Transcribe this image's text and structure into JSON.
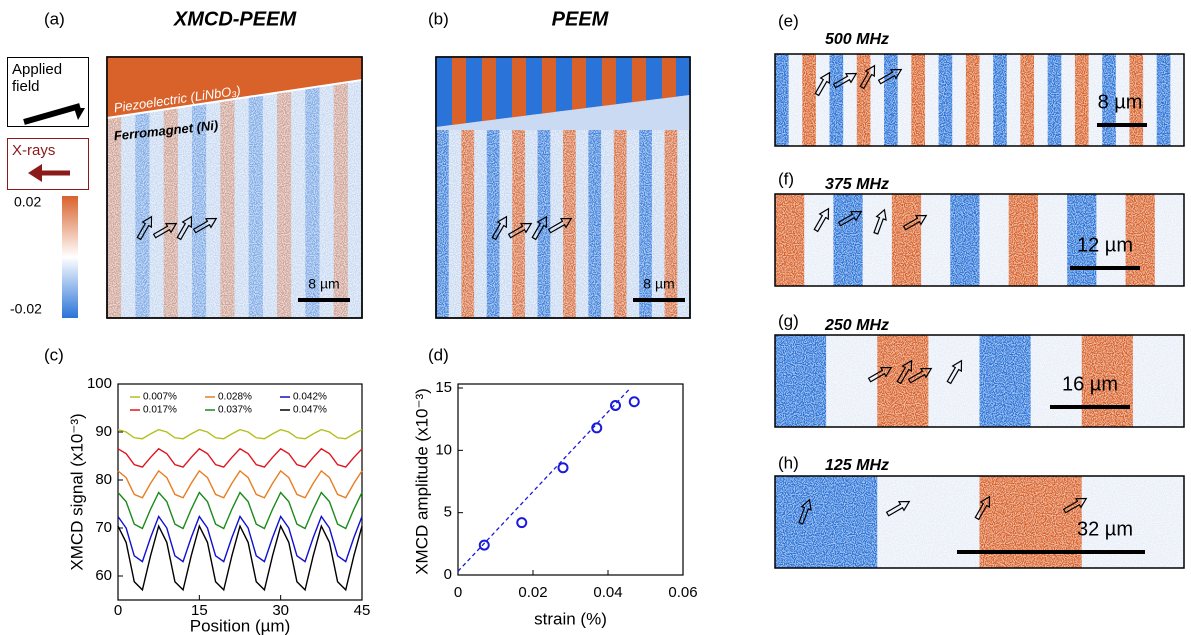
{
  "labels": {
    "a": "(a)",
    "b": "(b)",
    "c": "(c)",
    "d": "(d)",
    "e": "(e)",
    "f": "(f)",
    "g": "(g)",
    "h": "(h)"
  },
  "titles": {
    "xmcd": "XMCD-PEEM",
    "peem": "PEEM"
  },
  "boxes": {
    "applied_field": "Applied field",
    "xrays": "X-rays"
  },
  "colorbar": {
    "max": 0.02,
    "min": -0.02
  },
  "layers": {
    "top": "Piezoelectric (LiNbO₃)",
    "bottom": "Ferromagnet (Ni)"
  },
  "scale_bars": [
    "8 µm",
    "8 µm",
    "8 µm",
    "12 µm",
    "16 µm",
    "32 µm"
  ],
  "frequencies": [
    "500 MHz",
    "375 MHz",
    "250 MHz",
    "125 MHz"
  ],
  "chart_data": [
    {
      "type": "line",
      "xlabel": "Position (µm)",
      "ylabel": "XMCD signal (x10⁻³)",
      "x": [
        0,
        1.5,
        3,
        4.5,
        6,
        7.5,
        9,
        10.5,
        12,
        13.5,
        15,
        16.5,
        18,
        19.5,
        21,
        22.5,
        24,
        25.5,
        27,
        28.5,
        30,
        31.5,
        33,
        34.5,
        36,
        37.5,
        39,
        40.5,
        42,
        43.5,
        45
      ],
      "xlim": [
        0,
        45
      ],
      "ylim": [
        55,
        100
      ],
      "xticks": [
        0,
        15,
        30,
        45
      ],
      "yticks": [
        60,
        70,
        80,
        90,
        100
      ],
      "series": [
        {
          "name": "0.007%",
          "color": "#b5be1e",
          "values": [
            90.5,
            90.0,
            88.8,
            88.6,
            89.6,
            90.5,
            90.0,
            88.8,
            88.6,
            89.6,
            90.5,
            90.0,
            88.8,
            88.6,
            89.6,
            90.5,
            90.0,
            88.8,
            88.6,
            89.6,
            90.5,
            90.0,
            88.8,
            88.6,
            89.6,
            90.5,
            90.0,
            88.8,
            88.6,
            89.6,
            90.5
          ]
        },
        {
          "name": "0.017%",
          "color": "#e0141e",
          "values": [
            86.5,
            85.5,
            83.2,
            82.7,
            84.7,
            86.5,
            85.5,
            83.2,
            82.7,
            84.7,
            86.5,
            85.5,
            83.2,
            82.7,
            84.7,
            86.5,
            85.5,
            83.2,
            82.7,
            84.7,
            86.5,
            85.5,
            83.2,
            82.7,
            84.7,
            86.5,
            85.5,
            83.2,
            82.7,
            84.7,
            86.5
          ]
        },
        {
          "name": "0.028%",
          "color": "#e67e22",
          "values": [
            81.9,
            80.5,
            77.0,
            76.3,
            79.3,
            81.9,
            80.5,
            77.0,
            76.3,
            79.3,
            81.9,
            80.5,
            77.0,
            76.3,
            79.3,
            81.9,
            80.5,
            77.0,
            76.3,
            79.3,
            81.9,
            80.5,
            77.0,
            76.3,
            79.3,
            81.9,
            80.5,
            77.0,
            76.3,
            79.3,
            81.9
          ]
        },
        {
          "name": "0.037%",
          "color": "#1a8a1a",
          "values": [
            77.4,
            75.5,
            70.8,
            69.9,
            73.9,
            77.4,
            75.5,
            70.8,
            69.9,
            73.9,
            77.4,
            75.5,
            70.8,
            69.9,
            73.9,
            77.4,
            75.5,
            70.8,
            69.9,
            73.9,
            77.4,
            75.5,
            70.8,
            69.9,
            73.9,
            77.4,
            75.5,
            70.8,
            69.9,
            73.9,
            77.4
          ]
        },
        {
          "name": "0.042%",
          "color": "#1010d0",
          "values": [
            72.4,
            70.0,
            64.2,
            63.0,
            68.0,
            72.4,
            70.0,
            64.2,
            63.0,
            68.0,
            72.4,
            70.0,
            64.2,
            63.0,
            68.0,
            72.4,
            70.0,
            64.2,
            63.0,
            68.0,
            72.4,
            70.0,
            64.2,
            63.0,
            68.0,
            72.4,
            70.0,
            64.2,
            63.0,
            68.0,
            72.4
          ]
        },
        {
          "name": "0.047%",
          "color": "#000000",
          "values": [
            70.4,
            67.0,
            58.8,
            57.1,
            64.2,
            70.4,
            67.0,
            58.8,
            57.1,
            64.2,
            70.4,
            67.0,
            58.8,
            57.1,
            64.2,
            70.4,
            67.0,
            58.8,
            57.1,
            64.2,
            70.4,
            67.0,
            58.8,
            57.1,
            64.2,
            70.4,
            67.0,
            58.8,
            57.1,
            64.2,
            70.4
          ]
        }
      ]
    },
    {
      "type": "scatter",
      "xlabel": "strain (%)",
      "ylabel": "XMCD amplitude (x10⁻³)",
      "color": "#1a1adb",
      "x": [
        0.007,
        0.017,
        0.028,
        0.037,
        0.042,
        0.047
      ],
      "values": [
        2.4,
        4.2,
        8.6,
        11.8,
        13.6,
        13.9
      ],
      "fit": {
        "x": [
          0,
          0.046
        ],
        "y": [
          0.3,
          15
        ]
      },
      "xlim": [
        0,
        0.06
      ],
      "ylim": [
        0,
        15
      ],
      "xticks": [
        0,
        0.02,
        0.04,
        0.06
      ],
      "yticks": [
        0,
        5,
        10,
        15
      ]
    }
  ]
}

┄┄┄┄┄┄┄┄┄┄┄┄┄┄┄┄┄┄┄┄

» Instruction
From the listing above, pick out each line where the word "name" appears.

» Completed task
          "name": "0.007%",
          "name": "0.017%",
          "name": "0.028%",
          "name": "0.037%",
          "name": "0.042%",
          "name": "0.047%",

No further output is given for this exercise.